> [Directive] Reproduce each of the lines word for word.

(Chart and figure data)
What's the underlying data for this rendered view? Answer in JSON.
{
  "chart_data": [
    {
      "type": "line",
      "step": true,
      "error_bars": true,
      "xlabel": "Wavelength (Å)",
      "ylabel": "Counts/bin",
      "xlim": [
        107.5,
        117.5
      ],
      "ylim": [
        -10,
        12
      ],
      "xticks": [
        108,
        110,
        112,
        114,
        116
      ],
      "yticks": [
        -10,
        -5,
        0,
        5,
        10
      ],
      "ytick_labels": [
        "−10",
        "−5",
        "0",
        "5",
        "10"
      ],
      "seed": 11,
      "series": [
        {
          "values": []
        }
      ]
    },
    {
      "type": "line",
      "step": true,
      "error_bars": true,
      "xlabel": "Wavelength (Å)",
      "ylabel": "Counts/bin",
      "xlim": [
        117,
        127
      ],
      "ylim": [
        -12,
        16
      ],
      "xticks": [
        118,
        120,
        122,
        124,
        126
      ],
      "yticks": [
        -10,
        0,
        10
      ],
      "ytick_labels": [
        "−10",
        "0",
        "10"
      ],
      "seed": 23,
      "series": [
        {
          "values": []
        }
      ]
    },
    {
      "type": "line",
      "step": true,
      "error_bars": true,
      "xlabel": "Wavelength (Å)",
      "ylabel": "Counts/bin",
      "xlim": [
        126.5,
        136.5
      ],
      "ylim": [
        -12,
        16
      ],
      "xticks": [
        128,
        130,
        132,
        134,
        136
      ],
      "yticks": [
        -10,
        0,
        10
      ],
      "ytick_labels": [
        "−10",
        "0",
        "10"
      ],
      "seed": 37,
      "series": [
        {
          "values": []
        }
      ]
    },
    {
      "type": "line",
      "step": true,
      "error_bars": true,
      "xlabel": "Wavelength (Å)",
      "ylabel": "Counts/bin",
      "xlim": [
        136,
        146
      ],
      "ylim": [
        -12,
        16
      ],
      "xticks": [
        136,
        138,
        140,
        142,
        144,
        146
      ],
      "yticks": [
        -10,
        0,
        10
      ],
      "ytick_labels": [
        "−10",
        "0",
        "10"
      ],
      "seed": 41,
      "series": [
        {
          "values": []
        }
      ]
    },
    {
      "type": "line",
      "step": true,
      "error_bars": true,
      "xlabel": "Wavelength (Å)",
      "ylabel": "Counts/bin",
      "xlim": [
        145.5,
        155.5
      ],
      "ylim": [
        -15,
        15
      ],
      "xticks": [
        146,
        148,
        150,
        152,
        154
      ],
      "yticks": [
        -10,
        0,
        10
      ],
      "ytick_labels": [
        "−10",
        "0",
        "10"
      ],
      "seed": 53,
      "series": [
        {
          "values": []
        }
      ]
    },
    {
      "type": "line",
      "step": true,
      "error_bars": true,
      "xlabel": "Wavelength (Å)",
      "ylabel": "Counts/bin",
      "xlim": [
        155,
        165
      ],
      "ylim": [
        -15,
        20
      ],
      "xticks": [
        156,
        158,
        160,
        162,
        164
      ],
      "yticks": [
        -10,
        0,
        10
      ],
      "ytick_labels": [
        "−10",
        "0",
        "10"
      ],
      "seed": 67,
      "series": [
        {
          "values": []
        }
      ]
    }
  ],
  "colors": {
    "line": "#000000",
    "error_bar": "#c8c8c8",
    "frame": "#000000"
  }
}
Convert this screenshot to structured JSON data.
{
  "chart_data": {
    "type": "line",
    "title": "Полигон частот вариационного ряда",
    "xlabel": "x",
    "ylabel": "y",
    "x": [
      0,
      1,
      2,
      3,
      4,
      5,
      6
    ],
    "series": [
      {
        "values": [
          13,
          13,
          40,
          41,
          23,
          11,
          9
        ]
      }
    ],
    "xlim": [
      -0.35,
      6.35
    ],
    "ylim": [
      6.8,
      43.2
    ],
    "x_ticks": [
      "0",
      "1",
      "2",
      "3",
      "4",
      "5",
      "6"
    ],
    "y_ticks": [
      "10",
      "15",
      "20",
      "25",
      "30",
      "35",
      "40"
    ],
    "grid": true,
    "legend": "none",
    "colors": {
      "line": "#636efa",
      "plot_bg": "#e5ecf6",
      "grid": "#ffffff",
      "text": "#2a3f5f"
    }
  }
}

> [Solution for this task]
What's the underlying data for this rendered view? Answer in JSON.
{
  "chart_data": [
    {
      "type": "line",
      "step": true,
      "error_bars": true,
      "xlabel": "Wavelength (Å)",
      "ylabel": "Counts/bin",
      "xlim": [
        107.5,
        117.5
      ],
      "ylim": [
        -10,
        12
      ],
      "xticks": [
        108,
        110,
        112,
        114,
        116
      ],
      "yticks": [
        -10,
        -5,
        0,
        5,
        10
      ],
      "ytick_labels": [
        "−10",
        "−5",
        "0",
        "5",
        "10"
      ],
      "seed": 11,
      "series": [
        {
          "values": []
        }
      ]
    },
    {
      "type": "line",
      "step": true,
      "error_bars": true,
      "xlabel": "Wavelength (Å)",
      "ylabel": "Counts/bin",
      "xlim": [
        117,
        127
      ],
      "ylim": [
        -12,
        16
      ],
      "xticks": [
        118,
        120,
        122,
        124,
        126
      ],
      "yticks": [
        -10,
        0,
        10
      ],
      "ytick_labels": [
        "−10",
        "0",
        "10"
      ],
      "seed": 23,
      "series": [
        {
          "values": []
        }
      ]
    },
    {
      "type": "line",
      "step": true,
      "error_bars": true,
      "xlabel": "Wavelength (Å)",
      "ylabel": "Counts/bin",
      "xlim": [
        126.5,
        136.5
      ],
      "ylim": [
        -12,
        16
      ],
      "xticks": [
        128,
        130,
        132,
        134,
        136
      ],
      "yticks": [
        -10,
        0,
        10
      ],
      "ytick_labels": [
        "−10",
        "0",
        "10"
      ],
      "seed": 37,
      "series": [
        {
          "values": []
        }
      ]
    },
    {
      "type": "line",
      "step": true,
      "error_bars": true,
      "xlabel": "Wavelength (Å)",
      "ylabel": "Counts/bin",
      "xlim": [
        136,
        146
      ],
      "ylim": [
        -12,
        16
      ],
      "xticks": [
        136,
        138,
        140,
        142,
        144,
        146
      ],
      "yticks": [
        -10,
        0,
        10
      ],
      "ytick_labels": [
        "−10",
        "0",
        "10"
      ],
      "seed": 41,
      "series": [
        {
          "values": []
        }
      ]
    },
    {
      "type": "line",
      "step": true,
      "error_bars": true,
      "xlabel": "Wavelength (Å)",
      "ylabel": "Counts/bin",
      "xlim": [
        145.5,
        155.5
      ],
      "ylim": [
        -15,
        15
      ],
      "xticks": [
        146,
        148,
        150,
        152,
        154
      ],
      "yticks": [
        -10,
        0,
        10
      ],
      "ytick_labels": [
        "−10",
        "0",
        "10"
      ],
      "seed": 53,
      "series": [
        {
          "values": []
        }
      ]
    },
    {
      "type": "line",
      "step": true,
      "error_bars": true,
      "xlabel": "Wavelength (Å)",
      "ylabel": "Counts/bin",
      "xlim": [
        155,
        165
      ],
      "ylim": [
        -15,
        20
      ],
      "xticks": [
        156,
        158,
        160,
        162,
        164
      ],
      "yticks": [
        -10,
        0,
        10
      ],
      "ytick_labels": [
        "−10",
        "0",
        "10"
      ],
      "seed": 67,
      "series": [
        {
          "values": []
        }
      ]
    }
  ],
  "colors": {
    "line": "#000000",
    "error_bar": "#c8c8c8",
    "frame": "#000000"
  }
}
Convert this screenshot to structured JSON data.
{
  "chart_data": {
    "type": "line",
    "title": "Полигон частот вариационного ряда",
    "xlabel": "x",
    "ylabel": "y",
    "x": [
      0,
      1,
      2,
      3,
      4,
      5,
      6
    ],
    "series": [
      {
        "values": [
          13,
          13,
          40,
          41,
          23,
          11,
          9
        ]
      }
    ],
    "xlim": [
      -0.35,
      6.35
    ],
    "ylim": [
      6.8,
      43.2
    ],
    "x_ticks": [
      "0",
      "1",
      "2",
      "3",
      "4",
      "5",
      "6"
    ],
    "y_ticks": [
      "10",
      "15",
      "20",
      "25",
      "30",
      "35",
      "40"
    ],
    "grid": true,
    "legend": "none",
    "colors": {
      "line": "#636efa",
      "plot_bg": "#e5ecf6",
      "grid": "#ffffff",
      "text": "#2a3f5f"
    }
  }
}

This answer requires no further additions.